DIRECTIVE =
Would you quote the material below in full and unchanged?

[Stored data entries]
begin

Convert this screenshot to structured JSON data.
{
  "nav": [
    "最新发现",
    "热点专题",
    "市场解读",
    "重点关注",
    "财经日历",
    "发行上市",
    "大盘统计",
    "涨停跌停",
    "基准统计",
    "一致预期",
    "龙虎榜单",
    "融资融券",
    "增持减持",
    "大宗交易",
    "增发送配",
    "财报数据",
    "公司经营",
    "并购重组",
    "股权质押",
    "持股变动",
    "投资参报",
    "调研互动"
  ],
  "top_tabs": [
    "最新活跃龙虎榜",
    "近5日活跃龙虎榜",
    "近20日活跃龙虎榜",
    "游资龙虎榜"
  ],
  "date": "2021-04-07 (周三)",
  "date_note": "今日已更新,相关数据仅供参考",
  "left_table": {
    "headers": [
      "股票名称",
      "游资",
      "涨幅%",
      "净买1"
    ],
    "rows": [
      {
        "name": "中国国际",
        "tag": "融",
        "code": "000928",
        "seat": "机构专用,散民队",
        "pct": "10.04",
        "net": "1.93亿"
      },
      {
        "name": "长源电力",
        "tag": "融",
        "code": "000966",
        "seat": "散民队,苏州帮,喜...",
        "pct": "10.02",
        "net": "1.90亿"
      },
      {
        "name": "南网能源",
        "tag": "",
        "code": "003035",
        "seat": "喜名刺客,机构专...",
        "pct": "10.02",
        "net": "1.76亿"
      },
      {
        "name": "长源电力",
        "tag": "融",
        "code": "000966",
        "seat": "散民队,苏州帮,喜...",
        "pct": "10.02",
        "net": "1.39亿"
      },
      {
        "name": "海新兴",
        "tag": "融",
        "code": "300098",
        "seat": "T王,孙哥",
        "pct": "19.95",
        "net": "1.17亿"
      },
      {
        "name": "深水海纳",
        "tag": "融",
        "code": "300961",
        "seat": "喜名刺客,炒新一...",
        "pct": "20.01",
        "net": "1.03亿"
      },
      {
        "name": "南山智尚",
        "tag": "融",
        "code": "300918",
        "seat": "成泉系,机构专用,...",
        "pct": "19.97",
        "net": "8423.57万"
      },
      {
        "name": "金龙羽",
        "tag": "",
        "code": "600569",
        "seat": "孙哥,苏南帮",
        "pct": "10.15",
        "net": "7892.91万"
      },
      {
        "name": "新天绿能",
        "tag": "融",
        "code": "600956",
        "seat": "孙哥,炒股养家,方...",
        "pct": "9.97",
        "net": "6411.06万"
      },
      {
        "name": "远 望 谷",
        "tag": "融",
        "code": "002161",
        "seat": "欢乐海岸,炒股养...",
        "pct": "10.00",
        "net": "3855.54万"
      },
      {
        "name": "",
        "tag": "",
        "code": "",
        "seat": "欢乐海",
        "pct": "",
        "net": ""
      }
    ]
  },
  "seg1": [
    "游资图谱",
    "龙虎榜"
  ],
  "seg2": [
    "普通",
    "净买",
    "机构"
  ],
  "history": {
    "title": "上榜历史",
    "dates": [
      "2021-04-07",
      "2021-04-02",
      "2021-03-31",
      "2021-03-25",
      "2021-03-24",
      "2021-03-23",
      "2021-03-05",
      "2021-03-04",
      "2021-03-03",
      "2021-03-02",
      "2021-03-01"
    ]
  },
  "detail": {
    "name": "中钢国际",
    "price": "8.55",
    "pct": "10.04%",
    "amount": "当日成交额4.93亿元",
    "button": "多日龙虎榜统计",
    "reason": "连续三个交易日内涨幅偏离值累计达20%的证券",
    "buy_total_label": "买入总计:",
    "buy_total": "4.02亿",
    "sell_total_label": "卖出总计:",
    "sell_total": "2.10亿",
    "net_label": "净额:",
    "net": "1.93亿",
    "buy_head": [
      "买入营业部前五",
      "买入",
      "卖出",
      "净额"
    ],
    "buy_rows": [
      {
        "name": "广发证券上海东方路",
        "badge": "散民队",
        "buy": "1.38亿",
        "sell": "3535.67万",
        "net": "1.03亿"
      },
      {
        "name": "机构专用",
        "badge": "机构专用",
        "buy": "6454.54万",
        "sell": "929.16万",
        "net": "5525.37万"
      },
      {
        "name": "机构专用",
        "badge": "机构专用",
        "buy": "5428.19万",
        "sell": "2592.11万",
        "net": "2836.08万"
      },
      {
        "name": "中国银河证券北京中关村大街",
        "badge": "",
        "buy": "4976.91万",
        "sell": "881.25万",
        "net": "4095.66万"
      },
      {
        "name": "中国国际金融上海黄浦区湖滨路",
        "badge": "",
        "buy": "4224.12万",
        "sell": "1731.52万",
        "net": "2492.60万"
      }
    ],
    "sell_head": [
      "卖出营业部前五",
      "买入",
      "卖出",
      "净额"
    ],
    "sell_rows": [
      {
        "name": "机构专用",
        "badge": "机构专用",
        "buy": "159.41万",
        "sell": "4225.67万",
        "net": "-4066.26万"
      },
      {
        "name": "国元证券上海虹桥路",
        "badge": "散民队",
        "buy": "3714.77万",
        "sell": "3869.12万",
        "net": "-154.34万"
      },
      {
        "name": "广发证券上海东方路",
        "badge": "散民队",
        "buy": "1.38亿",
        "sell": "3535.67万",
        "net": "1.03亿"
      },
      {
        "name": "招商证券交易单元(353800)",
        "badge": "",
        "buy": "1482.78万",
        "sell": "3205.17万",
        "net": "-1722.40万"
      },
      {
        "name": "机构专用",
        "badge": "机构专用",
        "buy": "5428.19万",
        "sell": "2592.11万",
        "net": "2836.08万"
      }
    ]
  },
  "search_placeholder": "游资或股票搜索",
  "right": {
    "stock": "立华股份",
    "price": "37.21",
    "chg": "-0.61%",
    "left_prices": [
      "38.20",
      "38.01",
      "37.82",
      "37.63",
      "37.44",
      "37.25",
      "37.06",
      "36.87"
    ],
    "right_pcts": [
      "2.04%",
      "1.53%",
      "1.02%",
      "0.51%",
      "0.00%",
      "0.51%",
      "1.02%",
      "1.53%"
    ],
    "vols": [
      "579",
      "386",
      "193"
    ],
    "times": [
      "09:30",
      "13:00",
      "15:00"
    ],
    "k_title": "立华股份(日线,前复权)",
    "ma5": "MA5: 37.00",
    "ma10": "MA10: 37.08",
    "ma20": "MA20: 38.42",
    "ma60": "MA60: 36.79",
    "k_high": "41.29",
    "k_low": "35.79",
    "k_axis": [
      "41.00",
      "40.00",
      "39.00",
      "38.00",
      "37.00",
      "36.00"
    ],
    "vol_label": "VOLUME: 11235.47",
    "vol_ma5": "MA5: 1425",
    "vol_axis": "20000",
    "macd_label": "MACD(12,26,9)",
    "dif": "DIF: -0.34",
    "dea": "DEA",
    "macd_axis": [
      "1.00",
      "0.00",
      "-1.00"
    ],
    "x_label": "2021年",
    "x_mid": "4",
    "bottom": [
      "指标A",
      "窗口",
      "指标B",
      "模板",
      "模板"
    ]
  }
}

end

ANSWER =
Convert this screenshot to structured JSON data.
{
  "nav": [
    "最新发现",
    "热点专题",
    "市场解读",
    "重点关注",
    "财经日历",
    "发行上市",
    "大盘统计",
    "涨停跌停",
    "基准统计",
    "一致预期",
    "龙虎榜单",
    "融资融券",
    "增持减持",
    "大宗交易",
    "增发送配",
    "财报数据",
    "公司经营",
    "并购重组",
    "股权质押",
    "持股变动",
    "投资参报",
    "调研互动"
  ],
  "top_tabs": [
    "最新活跃龙虎榜",
    "近5日活跃龙虎榜",
    "近20日活跃龙虎榜",
    "游资龙虎榜"
  ],
  "date": "2021-04-07 (周三)",
  "date_note": "今日已更新,相关数据仅供参考",
  "left_table": {
    "headers": [
      "股票名称",
      "游资",
      "涨幅%",
      "净买1"
    ],
    "rows": [
      {
        "name": "中国国际",
        "tag": "融",
        "code": "000928",
        "seat": "机构专用,散民队",
        "pct": "10.04",
        "net": "1.93亿"
      },
      {
        "name": "长源电力",
        "tag": "融",
        "code": "000966",
        "seat": "散民队,苏州帮,喜...",
        "pct": "10.02",
        "net": "1.90亿"
      },
      {
        "name": "南网能源",
        "tag": "",
        "code": "003035",
        "seat": "喜名刺客,机构专...",
        "pct": "10.02",
        "net": "1.76亿"
      },
      {
        "name": "长源电力",
        "tag": "融",
        "code": "000966",
        "seat": "散民队,苏州帮,喜...",
        "pct": "10.02",
        "net": "1.39亿"
      },
      {
        "name": "海新兴",
        "tag": "融",
        "code": "300098",
        "seat": "T王,孙哥",
        "pct": "19.95",
        "net": "1.17亿"
      },
      {
        "name": "深水海纳",
        "tag": "融",
        "code": "300961",
        "seat": "喜名刺客,炒新一...",
        "pct": "20.01",
        "net": "1.03亿"
      },
      {
        "name": "南山智尚",
        "tag": "融",
        "code": "300918",
        "seat": "成泉系,机构专用,...",
        "pct": "19.97",
        "net": "8423.57万"
      },
      {
        "name": "金龙羽",
        "tag": "",
        "code": "600569",
        "seat": "孙哥,苏南帮",
        "pct": "10.15",
        "net": "7892.91万"
      },
      {
        "name": "新天绿能",
        "tag": "融",
        "code": "600956",
        "seat": "孙哥,炒股养家,方...",
        "pct": "9.97",
        "net": "6411.06万"
      },
      {
        "name": "远 望 谷",
        "tag": "融",
        "code": "002161",
        "seat": "欢乐海岸,炒股养...",
        "pct": "10.00",
        "net": "3855.54万"
      },
      {
        "name": "",
        "tag": "",
        "code": "",
        "seat": "欢乐海",
        "pct": "",
        "net": ""
      }
    ]
  },
  "seg1": [
    "游资图谱",
    "龙虎榜"
  ],
  "seg2": [
    "普通",
    "净买",
    "机构"
  ],
  "history": {
    "title": "上榜历史",
    "dates": [
      "2021-04-07",
      "2021-04-02",
      "2021-03-31",
      "2021-03-25",
      "2021-03-24",
      "2021-03-23",
      "2021-03-05",
      "2021-03-04",
      "2021-03-03",
      "2021-03-02",
      "2021-03-01"
    ]
  },
  "detail": {
    "name": "中钢国际",
    "price": "8.55",
    "pct": "10.04%",
    "amount": "当日成交额4.93亿元",
    "button": "多日龙虎榜统计",
    "reason": "连续三个交易日内涨幅偏离值累计达20%的证券",
    "buy_total_label": "买入总计:",
    "buy_total": "4.02亿",
    "sell_total_label": "卖出总计:",
    "sell_total": "2.10亿",
    "net_label": "净额:",
    "net": "1.93亿",
    "buy_head": [
      "买入营业部前五",
      "买入",
      "卖出",
      "净额"
    ],
    "buy_rows": [
      {
        "name": "广发证券上海东方路",
        "badge": "散民队",
        "buy": "1.38亿",
        "sell": "3535.67万",
        "net": "1.03亿"
      },
      {
        "name": "机构专用",
        "badge": "机构专用",
        "buy": "6454.54万",
        "sell": "929.16万",
        "net": "5525.37万"
      },
      {
        "name": "机构专用",
        "badge": "机构专用",
        "buy": "5428.19万",
        "sell": "2592.11万",
        "net": "2836.08万"
      },
      {
        "name": "中国银河证券北京中关村大街",
        "badge": "",
        "buy": "4976.91万",
        "sell": "881.25万",
        "net": "4095.66万"
      },
      {
        "name": "中国国际金融上海黄浦区湖滨路",
        "badge": "",
        "buy": "4224.12万",
        "sell": "1731.52万",
        "net": "2492.60万"
      }
    ],
    "sell_head": [
      "卖出营业部前五",
      "买入",
      "卖出",
      "净额"
    ],
    "sell_rows": [
      {
        "name": "机构专用",
        "badge": "机构专用",
        "buy": "159.41万",
        "sell": "4225.67万",
        "net": "-4066.26万"
      },
      {
        "name": "国元证券上海虹桥路",
        "badge": "散民队",
        "buy": "3714.77万",
        "sell": "3869.12万",
        "net": "-154.34万"
      },
      {
        "name": "广发证券上海东方路",
        "badge": "散民队",
        "buy": "1.38亿",
        "sell": "3535.67万",
        "net": "1.03亿"
      },
      {
        "name": "招商证券交易单元(353800)",
        "badge": "",
        "buy": "1482.78万",
        "sell": "3205.17万",
        "net": "-1722.40万"
      },
      {
        "name": "机构专用",
        "badge": "机构专用",
        "buy": "5428.19万",
        "sell": "2592.11万",
        "net": "2836.08万"
      }
    ]
  },
  "search_placeholder": "游资或股票搜索",
  "right": {
    "stock": "立华股份",
    "price": "37.21",
    "chg": "-0.61%",
    "left_prices": [
      "38.20",
      "38.01",
      "37.82",
      "37.63",
      "37.44",
      "37.25",
      "37.06",
      "36.87"
    ],
    "right_pcts": [
      "2.04%",
      "1.53%",
      "1.02%",
      "0.51%",
      "0.00%",
      "0.51%",
      "1.02%",
      "1.53%"
    ],
    "vols": [
      "579",
      "386",
      "193"
    ],
    "times": [
      "09:30",
      "13:00",
      "15:00"
    ],
    "k_title": "立华股份(日线,前复权)",
    "ma5": "MA5: 37.00",
    "ma10": "MA10: 37.08",
    "ma20": "MA20: 38.42",
    "ma60": "MA60: 36.79",
    "k_high": "41.29",
    "k_low": "35.79",
    "k_axis": [
      "41.00",
      "40.00",
      "39.00",
      "38.00",
      "37.00",
      "36.00"
    ],
    "vol_label": "VOLUME: 11235.47",
    "vol_ma5": "MA5: 1425",
    "vol_axis": "20000",
    "macd_label": "MACD(12,26,9)",
    "dif": "DIF: -0.34",
    "dea": "DEA",
    "macd_axis": [
      "1.00",
      "0.00",
      "-1.00"
    ],
    "x_label": "2021年",
    "x_mid": "4",
    "bottom": [
      "指标A",
      "窗口",
      "指标B",
      "模板",
      "模板"
    ]
  }
}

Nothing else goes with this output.